— start of Data supplied —

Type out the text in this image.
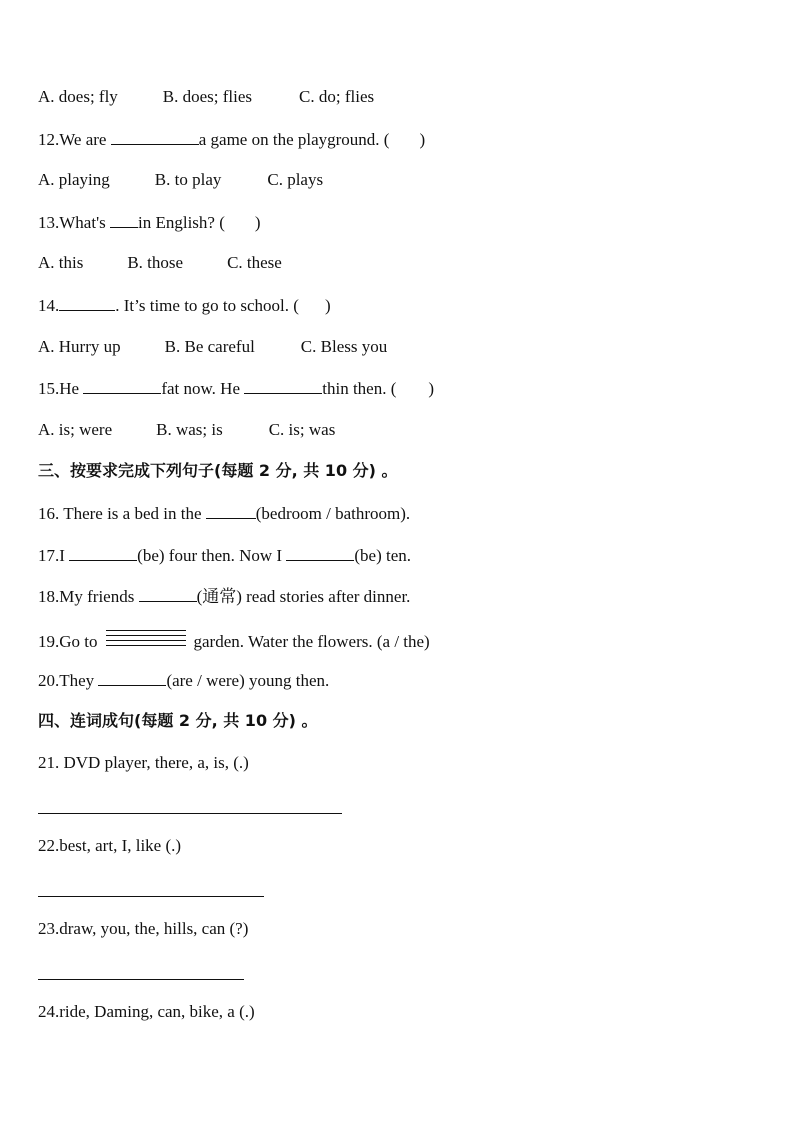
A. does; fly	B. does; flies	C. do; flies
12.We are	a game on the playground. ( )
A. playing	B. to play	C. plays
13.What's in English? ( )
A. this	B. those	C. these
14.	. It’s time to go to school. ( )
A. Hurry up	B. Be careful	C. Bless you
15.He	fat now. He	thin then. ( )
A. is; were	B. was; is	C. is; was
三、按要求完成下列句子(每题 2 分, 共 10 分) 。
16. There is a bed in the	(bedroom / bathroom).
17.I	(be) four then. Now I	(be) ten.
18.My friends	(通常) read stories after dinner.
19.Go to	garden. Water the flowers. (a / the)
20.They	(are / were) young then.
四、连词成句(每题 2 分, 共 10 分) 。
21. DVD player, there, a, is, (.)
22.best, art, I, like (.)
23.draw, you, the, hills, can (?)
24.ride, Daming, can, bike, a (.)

— end of Data supplied —
— start of Data supplied —

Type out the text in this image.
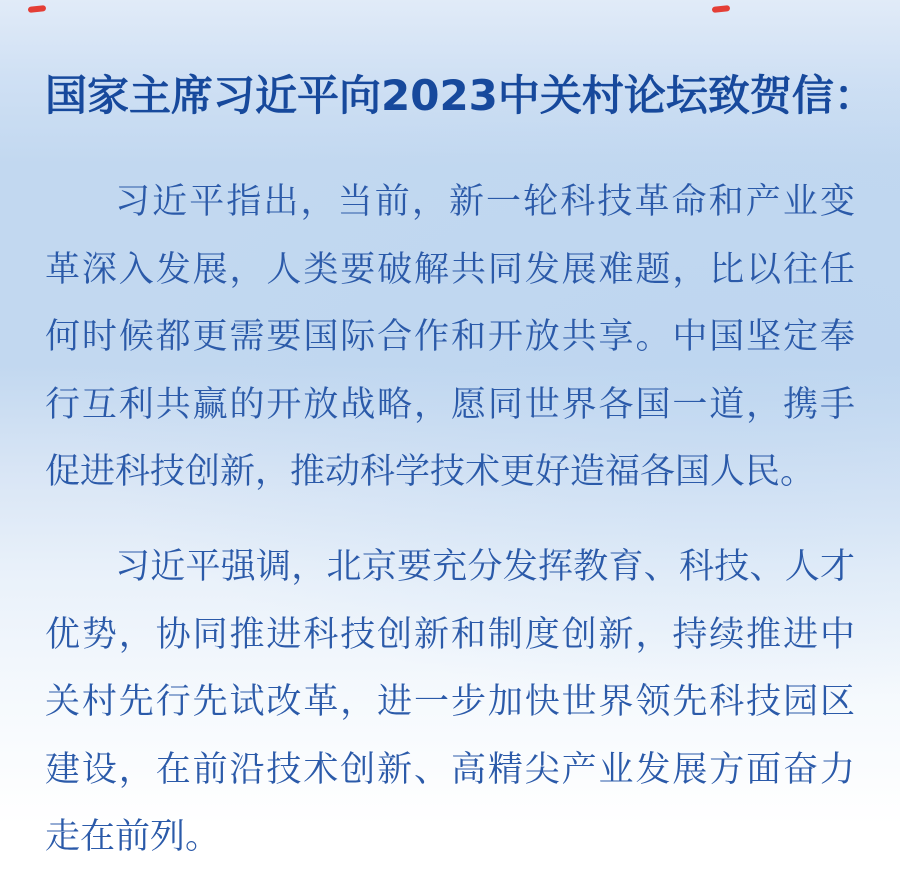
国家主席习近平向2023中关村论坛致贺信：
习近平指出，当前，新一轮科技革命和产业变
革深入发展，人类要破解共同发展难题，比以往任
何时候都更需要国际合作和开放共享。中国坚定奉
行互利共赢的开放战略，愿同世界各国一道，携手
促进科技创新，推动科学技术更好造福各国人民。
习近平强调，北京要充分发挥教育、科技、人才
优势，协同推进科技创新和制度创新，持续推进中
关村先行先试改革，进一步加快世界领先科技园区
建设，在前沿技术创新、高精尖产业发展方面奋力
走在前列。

— end of Data supplied —

◆ What you are asked to do ◆
Gather, from the listing above, every line carrying the word "then".

◆ Task solution ◆
15.He	fat now. He	thin then. ( )
17.I	(be) four then. Now I	(be) ten.
20.They	(are / were) young then.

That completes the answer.